◆ **Problem to work on**
The data must be returned in full and exactly as given.

[START Excerpted records]

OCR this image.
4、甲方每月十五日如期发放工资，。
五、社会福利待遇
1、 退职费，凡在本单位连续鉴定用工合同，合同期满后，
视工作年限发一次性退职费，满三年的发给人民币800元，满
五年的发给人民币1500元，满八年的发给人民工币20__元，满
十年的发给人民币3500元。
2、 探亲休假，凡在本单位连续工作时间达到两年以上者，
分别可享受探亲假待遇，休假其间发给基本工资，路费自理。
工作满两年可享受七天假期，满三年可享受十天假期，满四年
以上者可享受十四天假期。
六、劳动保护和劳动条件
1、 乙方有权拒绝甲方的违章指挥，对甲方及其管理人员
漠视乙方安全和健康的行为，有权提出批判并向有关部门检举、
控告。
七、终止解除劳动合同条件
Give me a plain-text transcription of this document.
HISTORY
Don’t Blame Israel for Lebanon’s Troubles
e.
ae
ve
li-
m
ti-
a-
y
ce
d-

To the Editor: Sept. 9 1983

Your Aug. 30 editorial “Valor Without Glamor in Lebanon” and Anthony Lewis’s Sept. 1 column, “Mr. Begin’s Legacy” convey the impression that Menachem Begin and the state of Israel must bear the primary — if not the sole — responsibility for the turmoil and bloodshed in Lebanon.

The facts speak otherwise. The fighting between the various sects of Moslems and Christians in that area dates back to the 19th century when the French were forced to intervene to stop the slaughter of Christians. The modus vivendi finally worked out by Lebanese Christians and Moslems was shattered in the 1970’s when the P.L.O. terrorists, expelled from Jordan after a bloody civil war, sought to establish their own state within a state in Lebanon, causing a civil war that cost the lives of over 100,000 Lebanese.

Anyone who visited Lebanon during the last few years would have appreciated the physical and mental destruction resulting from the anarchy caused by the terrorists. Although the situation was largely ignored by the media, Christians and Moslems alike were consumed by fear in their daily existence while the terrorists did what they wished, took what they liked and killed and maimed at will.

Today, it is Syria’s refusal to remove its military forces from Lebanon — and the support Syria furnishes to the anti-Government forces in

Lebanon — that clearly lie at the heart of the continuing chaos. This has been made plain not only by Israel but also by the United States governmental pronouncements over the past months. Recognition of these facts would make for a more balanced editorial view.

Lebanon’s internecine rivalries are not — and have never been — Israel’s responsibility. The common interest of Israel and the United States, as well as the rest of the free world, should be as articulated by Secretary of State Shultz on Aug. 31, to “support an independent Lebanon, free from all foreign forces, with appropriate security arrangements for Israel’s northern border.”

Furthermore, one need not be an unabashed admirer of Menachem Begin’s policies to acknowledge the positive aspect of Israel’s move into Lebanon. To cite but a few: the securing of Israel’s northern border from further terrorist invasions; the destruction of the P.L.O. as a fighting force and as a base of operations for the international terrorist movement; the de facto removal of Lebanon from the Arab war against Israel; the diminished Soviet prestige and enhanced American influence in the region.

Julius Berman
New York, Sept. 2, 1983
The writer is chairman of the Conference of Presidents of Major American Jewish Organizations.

[END Excerpted records]

◆ **The result**
OCR this image.
4、甲方每月十五日如期发放工资，。
五、社会福利待遇
1、 退职费，凡在本单位连续鉴定用工合同，合同期满后，
视工作年限发一次性退职费，满三年的发给人民币800元，满
五年的发给人民币1500元，满八年的发给人民工币20__元，满
十年的发给人民币3500元。
2、 探亲休假，凡在本单位连续工作时间达到两年以上者，
分别可享受探亲假待遇，休假其间发给基本工资，路费自理。
工作满两年可享受七天假期，满三年可享受十天假期，满四年
以上者可享受十四天假期。
六、劳动保护和劳动条件
1、 乙方有权拒绝甲方的违章指挥，对甲方及其管理人员
漠视乙方安全和健康的行为，有权提出批判并向有关部门检举、
控告。
七、终止解除劳动合同条件
Give me a plain-text transcription of this document.
HISTORY
Don’t Blame Israel for Lebanon’s Troubles
e.
ae
ve
li-
m
ti-
a-
y
ce
d-

To the Editor: Sept. 9 1983

Your Aug. 30 editorial “Valor Without Glamor in Lebanon” and Anthony Lewis’s Sept. 1 column, “Mr. Begin’s Legacy” convey the impression that Menachem Begin and the state of Israel must bear the primary — if not the sole — responsibility for the turmoil and bloodshed in Lebanon.

The facts speak otherwise. The fighting between the various sects of Moslems and Christians in that area dates back to the 19th century when the French were forced to intervene to stop the slaughter of Christians. The modus vivendi finally worked out by Lebanese Christians and Moslems was shattered in the 1970’s when the P.L.O. terrorists, expelled from Jordan after a bloody civil war, sought to establish their own state within a state in Lebanon, causing a civil war that cost the lives of over 100,000 Lebanese.

Anyone who visited Lebanon during the last few years would have appreciated the physical and mental destruction resulting from the anarchy caused by the terrorists. Although the situation was largely ignored by the media, Christians and Moslems alike were consumed by fear in their daily existence while the terrorists did what they wished, took what they liked and killed and maimed at will.

Today, it is Syria’s refusal to remove its military forces from Lebanon — and the support Syria furnishes to the anti-Government forces in

Lebanon — that clearly lie at the heart of the continuing chaos. This has been made plain not only by Israel but also by the United States governmental pronouncements over the past months. Recognition of these facts would make for a more balanced editorial view.

Lebanon’s internecine rivalries are not — and have never been — Israel’s responsibility. The common interest of Israel and the United States, as well as the rest of the free world, should be as articulated by Secretary of State Shultz on Aug. 31, to “support an independent Lebanon, free from all foreign forces, with appropriate security arrangements for Israel’s northern border.”

Furthermore, one need not be an unabashed admirer of Menachem Begin’s policies to acknowledge the positive aspect of Israel’s move into Lebanon. To cite but a few: the securing of Israel’s northern border from further terrorist invasions; the destruction of the P.L.O. as a fighting force and as a base of operations for the international terrorist movement; the de facto removal of Lebanon from the Arab war against Israel; the diminished Soviet prestige and enhanced American influence in the region.

Julius Berman
New York, Sept. 2, 1983
The writer is chairman of the Conference of Presidents of Major American Jewish Organizations.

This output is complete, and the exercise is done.